[DOCUMENT SEGMENT]
::::
Monday, 4 February 2008

Gunfight at the OK Corral

Tomorrow at dawn we face the volley of bullets. So far weve dodged the lethal ones, but there have been some flesh wounds. The bad guys hide behind their upturned wagon at the end of the street whilst we stand alone in the middle of town with nowhere to take cover. It's lucky they're such a bad shot really!

Friday, 1 February 2008

How much?!?

Okay, so imagine I go into a car showroom. I see this car that is utterly perfect for what I need. I take it for a test drive. The salesman spends hours telling me all about it and why it is just right. The price is £15,000, but I only have £5,000 to spend (of course I didn't tell the salesman that because that would contravene equal opportunities, or some such). So I say that's a great car I'd like it. Here's £5,000 for it, because that's all I have. And he says? Of course you can have a £15,000 car for £5,000. In fact, I'll throw in some new tyres, a full tank of petrol and road tax because after all you're such a nice person and it's not like I need the money because I'm such a wealthy S.O.B. anyway. I mean what else would he say?

You think that's daft? Because oh too often that is what I hear from certain clients. How much to do this bit of work? Okay, but can you do it for one third the price and show some gratitude that I'm asking you at all. And when I say, no, the price is what the price is, they think I'm being greedy. How much do you think any organisation can do for £2,500? £2,500 probably buys a day of a barrister, two days of an accountant, four days of a top academic a night with a high class call girl. It does not buy 15 days of me, which is what your commission needs. When I said £7,500 that was cheap at half the price. And like a supermodel I don't get out of bed for £2,500. Except, I do because I'm a greedy bastard, aren't I?

Thursday, 31 January 2008

A better day at the ranch

Had a lovely meeting this morning. Sort of people who are a credit to their local Council. No hidden agendas, happy to talk openly and agree a price and a timescale that inhabits the real world.
::::
Element location listings:
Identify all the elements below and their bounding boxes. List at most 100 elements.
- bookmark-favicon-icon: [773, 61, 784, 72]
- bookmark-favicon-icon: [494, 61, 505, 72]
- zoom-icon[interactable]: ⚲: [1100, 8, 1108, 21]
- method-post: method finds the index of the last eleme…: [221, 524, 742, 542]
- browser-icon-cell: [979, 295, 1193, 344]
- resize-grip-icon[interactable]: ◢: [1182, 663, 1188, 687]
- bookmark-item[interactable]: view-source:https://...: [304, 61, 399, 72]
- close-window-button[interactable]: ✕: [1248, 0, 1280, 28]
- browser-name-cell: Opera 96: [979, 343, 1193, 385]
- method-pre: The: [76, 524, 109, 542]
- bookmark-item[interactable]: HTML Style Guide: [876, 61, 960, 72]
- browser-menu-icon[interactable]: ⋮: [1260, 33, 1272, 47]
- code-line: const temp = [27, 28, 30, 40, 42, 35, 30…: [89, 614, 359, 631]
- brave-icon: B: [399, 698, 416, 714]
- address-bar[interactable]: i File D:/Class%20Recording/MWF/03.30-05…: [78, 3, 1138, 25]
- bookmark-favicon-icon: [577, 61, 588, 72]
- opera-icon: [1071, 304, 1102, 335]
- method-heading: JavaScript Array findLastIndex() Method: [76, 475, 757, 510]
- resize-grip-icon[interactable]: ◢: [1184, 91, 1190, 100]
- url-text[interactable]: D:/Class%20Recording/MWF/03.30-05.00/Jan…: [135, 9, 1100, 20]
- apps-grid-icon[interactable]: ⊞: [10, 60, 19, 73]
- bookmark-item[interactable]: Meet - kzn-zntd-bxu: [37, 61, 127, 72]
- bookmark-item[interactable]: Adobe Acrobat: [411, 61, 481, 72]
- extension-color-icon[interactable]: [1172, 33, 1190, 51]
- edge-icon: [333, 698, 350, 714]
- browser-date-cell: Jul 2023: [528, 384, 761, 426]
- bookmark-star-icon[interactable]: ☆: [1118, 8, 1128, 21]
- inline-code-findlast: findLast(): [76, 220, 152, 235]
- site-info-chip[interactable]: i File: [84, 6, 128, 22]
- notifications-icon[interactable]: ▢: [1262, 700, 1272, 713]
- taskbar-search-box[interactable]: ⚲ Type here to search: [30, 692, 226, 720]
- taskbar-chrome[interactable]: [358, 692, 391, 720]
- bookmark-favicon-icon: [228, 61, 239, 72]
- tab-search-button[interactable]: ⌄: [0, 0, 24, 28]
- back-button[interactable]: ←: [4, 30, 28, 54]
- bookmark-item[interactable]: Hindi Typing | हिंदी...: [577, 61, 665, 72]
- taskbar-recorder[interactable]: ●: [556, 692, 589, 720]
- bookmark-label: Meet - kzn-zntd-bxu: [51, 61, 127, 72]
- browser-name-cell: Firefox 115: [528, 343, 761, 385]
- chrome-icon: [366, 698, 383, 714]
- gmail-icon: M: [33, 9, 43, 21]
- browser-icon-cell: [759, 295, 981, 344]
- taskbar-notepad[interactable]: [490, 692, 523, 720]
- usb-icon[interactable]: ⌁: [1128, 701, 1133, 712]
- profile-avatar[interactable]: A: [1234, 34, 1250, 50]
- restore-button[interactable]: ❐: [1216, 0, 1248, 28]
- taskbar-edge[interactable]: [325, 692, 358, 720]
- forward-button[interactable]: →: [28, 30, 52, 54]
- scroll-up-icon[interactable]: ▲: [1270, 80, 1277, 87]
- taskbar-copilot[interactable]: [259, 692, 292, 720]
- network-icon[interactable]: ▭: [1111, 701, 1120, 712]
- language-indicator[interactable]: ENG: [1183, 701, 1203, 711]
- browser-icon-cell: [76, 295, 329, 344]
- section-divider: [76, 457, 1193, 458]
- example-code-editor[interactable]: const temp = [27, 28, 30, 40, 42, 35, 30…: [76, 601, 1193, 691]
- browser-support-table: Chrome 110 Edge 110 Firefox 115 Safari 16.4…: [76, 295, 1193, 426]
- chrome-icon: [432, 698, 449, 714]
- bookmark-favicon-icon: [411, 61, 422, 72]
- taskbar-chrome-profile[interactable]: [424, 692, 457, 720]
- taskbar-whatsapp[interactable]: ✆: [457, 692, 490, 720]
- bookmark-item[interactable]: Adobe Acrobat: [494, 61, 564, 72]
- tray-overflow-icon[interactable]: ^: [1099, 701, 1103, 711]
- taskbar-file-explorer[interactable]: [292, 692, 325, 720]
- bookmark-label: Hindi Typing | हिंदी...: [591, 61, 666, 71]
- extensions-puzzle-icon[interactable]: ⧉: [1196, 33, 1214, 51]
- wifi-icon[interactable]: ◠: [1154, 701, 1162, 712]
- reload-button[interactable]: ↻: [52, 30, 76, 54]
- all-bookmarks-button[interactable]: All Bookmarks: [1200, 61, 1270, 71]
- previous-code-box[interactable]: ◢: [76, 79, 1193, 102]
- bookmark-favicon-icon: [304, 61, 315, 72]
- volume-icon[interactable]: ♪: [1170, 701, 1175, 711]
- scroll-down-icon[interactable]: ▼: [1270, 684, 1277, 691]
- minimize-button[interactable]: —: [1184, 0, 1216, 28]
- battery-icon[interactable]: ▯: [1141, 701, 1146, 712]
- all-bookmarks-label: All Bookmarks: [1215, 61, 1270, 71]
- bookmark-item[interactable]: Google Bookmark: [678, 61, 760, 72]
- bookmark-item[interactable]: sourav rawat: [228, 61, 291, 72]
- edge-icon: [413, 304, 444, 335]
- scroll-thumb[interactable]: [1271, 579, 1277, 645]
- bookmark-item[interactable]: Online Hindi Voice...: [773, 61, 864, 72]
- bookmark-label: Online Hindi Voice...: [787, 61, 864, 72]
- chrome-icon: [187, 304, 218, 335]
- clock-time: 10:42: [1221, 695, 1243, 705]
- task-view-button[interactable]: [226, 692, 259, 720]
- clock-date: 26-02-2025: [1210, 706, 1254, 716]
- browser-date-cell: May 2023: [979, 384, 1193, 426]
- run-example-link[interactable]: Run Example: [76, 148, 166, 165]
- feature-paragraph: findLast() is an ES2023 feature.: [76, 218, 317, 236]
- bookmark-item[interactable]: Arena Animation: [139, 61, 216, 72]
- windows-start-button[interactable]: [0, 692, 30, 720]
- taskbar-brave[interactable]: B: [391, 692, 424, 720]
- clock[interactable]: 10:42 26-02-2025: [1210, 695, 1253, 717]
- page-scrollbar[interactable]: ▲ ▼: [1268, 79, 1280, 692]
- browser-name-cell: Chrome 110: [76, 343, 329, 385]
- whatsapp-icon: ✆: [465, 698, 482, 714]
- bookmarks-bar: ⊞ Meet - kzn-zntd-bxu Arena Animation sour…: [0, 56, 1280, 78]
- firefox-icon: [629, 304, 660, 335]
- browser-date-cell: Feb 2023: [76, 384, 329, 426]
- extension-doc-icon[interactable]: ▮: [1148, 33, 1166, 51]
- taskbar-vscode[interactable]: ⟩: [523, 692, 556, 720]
::::
[GIVEN REQUEST] Copy everything in the blog posts, word for word, from "Had a lovely" down to "the real world.".

[EXERCISE SOLUTION]
Had a lovely meeting this morning. Sort of people who are a credit to their local Council. No hidden agendas, happy to talk openly and agree a price and a timescale that inhabits the real world.